Transcribe the records that follow. Keep every word exactly, and drop the pictures.

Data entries
━━━━

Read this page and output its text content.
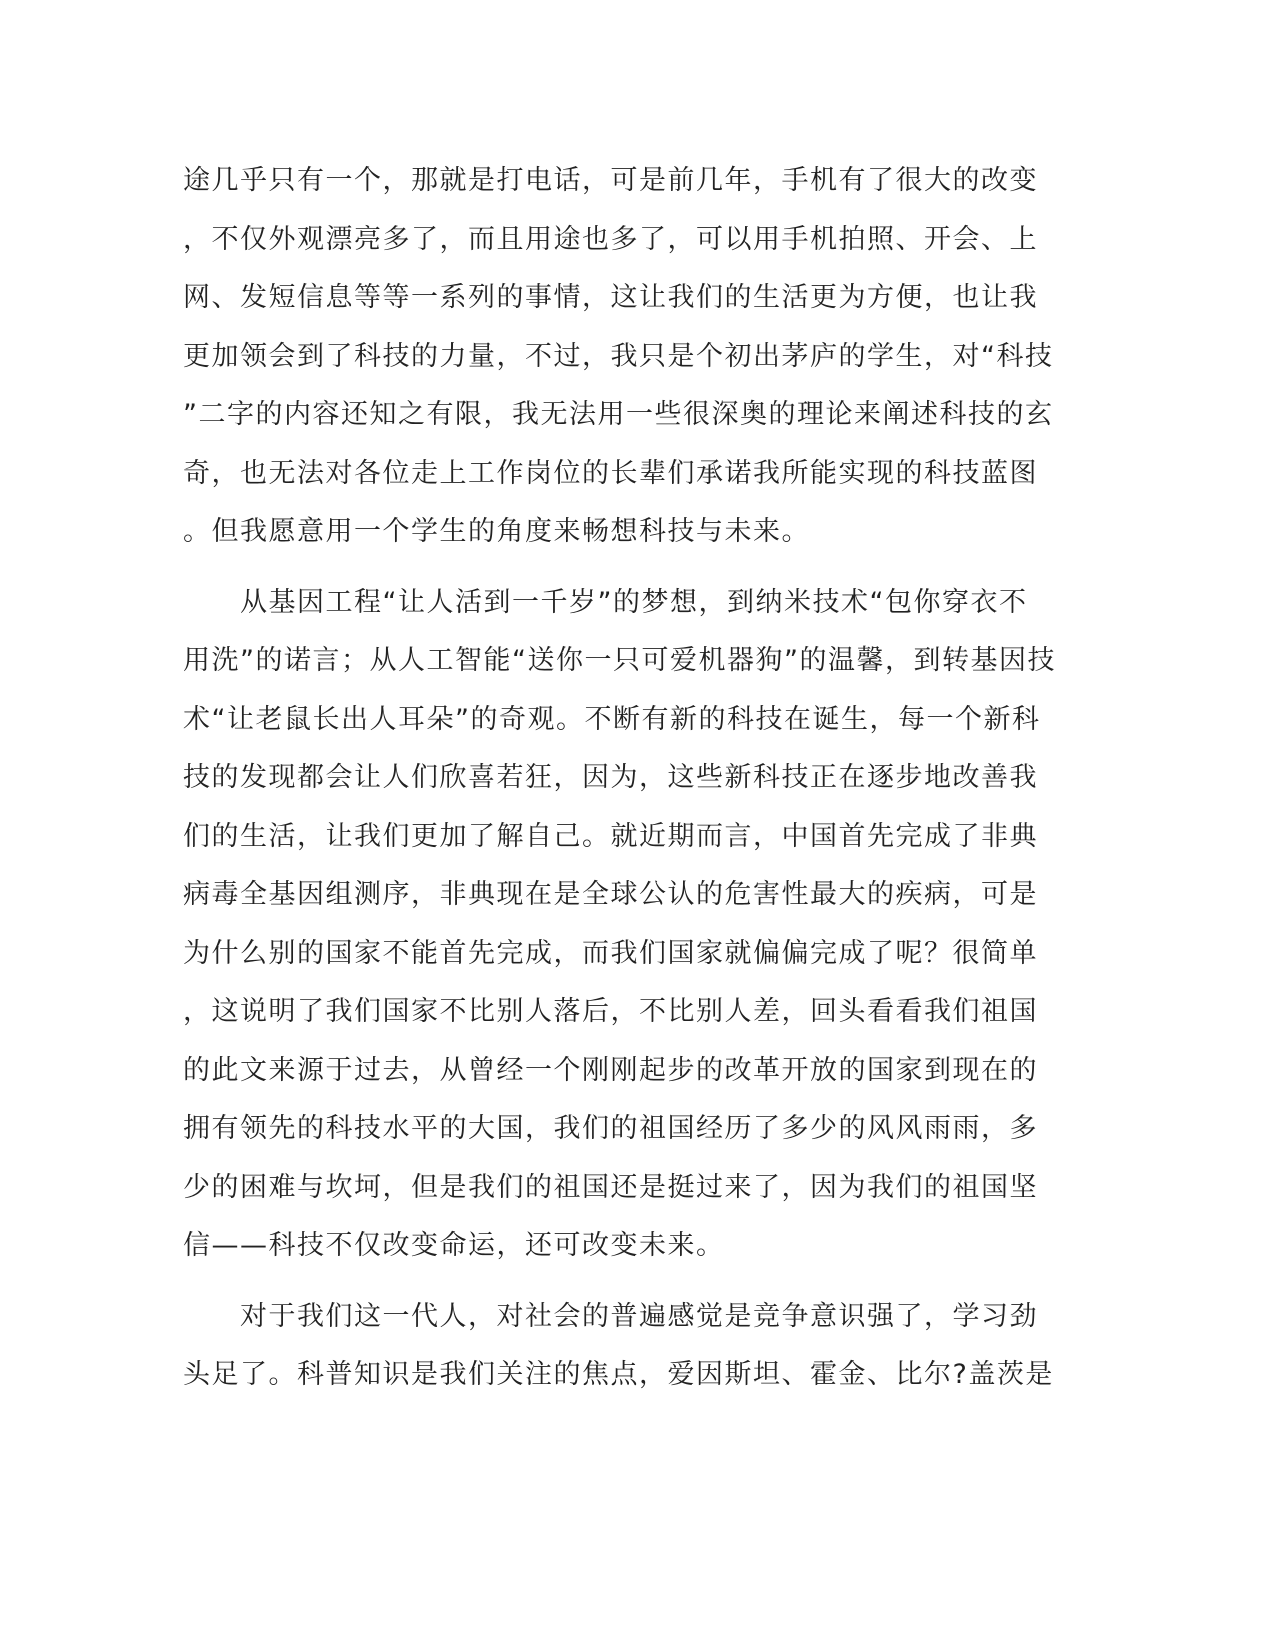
途几乎只有一个，那就是打电话，可是前几年，手机有了很大的改变
，不仅外观漂亮多了，而且用途也多了，可以用手机拍照、开会、上
网、发短信息等等一系列的事情，这让我们的生活更为方便，也让我
更加领会到了科技的力量，不过，我只是个初出茅庐的学生，对“科技
”二字的内容还知之有限，我无法用一些很深奥的理论来阐述科技的玄
奇，也无法对各位走上工作岗位的长辈们承诺我所能实现的科技蓝图
。但我愿意用一个学生的角度来畅想科技与未来。
　　从基因工程“让人活到一千岁”的梦想，到纳米技术“包你穿衣不
用洗”的诺言；从人工智能“送你一只可爱机器狗”的温馨，到转基因技
术“让老鼠长出人耳朵”的奇观。不断有新的科技在诞生，每一个新科
技的发现都会让人们欣喜若狂，因为，这些新科技正在逐步地改善我
们的生活，让我们更加了解自己。就近期而言，中国首先完成了非典
病毒全基因组测序，非典现在是全球公认的危害性最大的疾病，可是
为什么别的国家不能首先完成，而我们国家就偏偏完成了呢？很简单
，这说明了我们国家不比别人落后，不比别人差，回头看看我们祖国
的此文来源于过去，从曾经一个刚刚起步的改革开放的国家到现在的
拥有领先的科技水平的大国，我们的祖国经历了多少的风风雨雨，多
少的困难与坎坷，但是我们的祖国还是挺过来了，因为我们的祖国坚
信——科技不仅改变命运，还可改变未来。
　　对于我们这一代人，对社会的普遍感觉是竞争意识强了，学习劲
头足了。科普知识是我们关注的焦点，爱因斯坦、霍金、比尔?盖茨是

━━━━

→ Exercise response
Read this page and output its text content.
途几乎只有一个，那就是打电话，可是前几年，手机有了很大的改变
，不仅外观漂亮多了，而且用途也多了，可以用手机拍照、开会、上
网、发短信息等等一系列的事情，这让我们的生活更为方便，也让我
更加领会到了科技的力量，不过，我只是个初出茅庐的学生，对“科技
”二字的内容还知之有限，我无法用一些很深奥的理论来阐述科技的玄
奇，也无法对各位走上工作岗位的长辈们承诺我所能实现的科技蓝图
。但我愿意用一个学生的角度来畅想科技与未来。
　　从基因工程“让人活到一千岁”的梦想，到纳米技术“包你穿衣不
用洗”的诺言；从人工智能“送你一只可爱机器狗”的温馨，到转基因技
术“让老鼠长出人耳朵”的奇观。不断有新的科技在诞生，每一个新科
技的发现都会让人们欣喜若狂，因为，这些新科技正在逐步地改善我
们的生活，让我们更加了解自己。就近期而言，中国首先完成了非典
病毒全基因组测序，非典现在是全球公认的危害性最大的疾病，可是
为什么别的国家不能首先完成，而我们国家就偏偏完成了呢？很简单
，这说明了我们国家不比别人落后，不比别人差，回头看看我们祖国
的此文来源于过去，从曾经一个刚刚起步的改革开放的国家到现在的
拥有领先的科技水平的大国，我们的祖国经历了多少的风风雨雨，多
少的困难与坎坷，但是我们的祖国还是挺过来了，因为我们的祖国坚
信——科技不仅改变命运，还可改变未来。
　　对于我们这一代人，对社会的普遍感觉是竞争意识强了，学习劲
头足了。科普知识是我们关注的焦点，爱因斯坦、霍金、比尔?盖茨是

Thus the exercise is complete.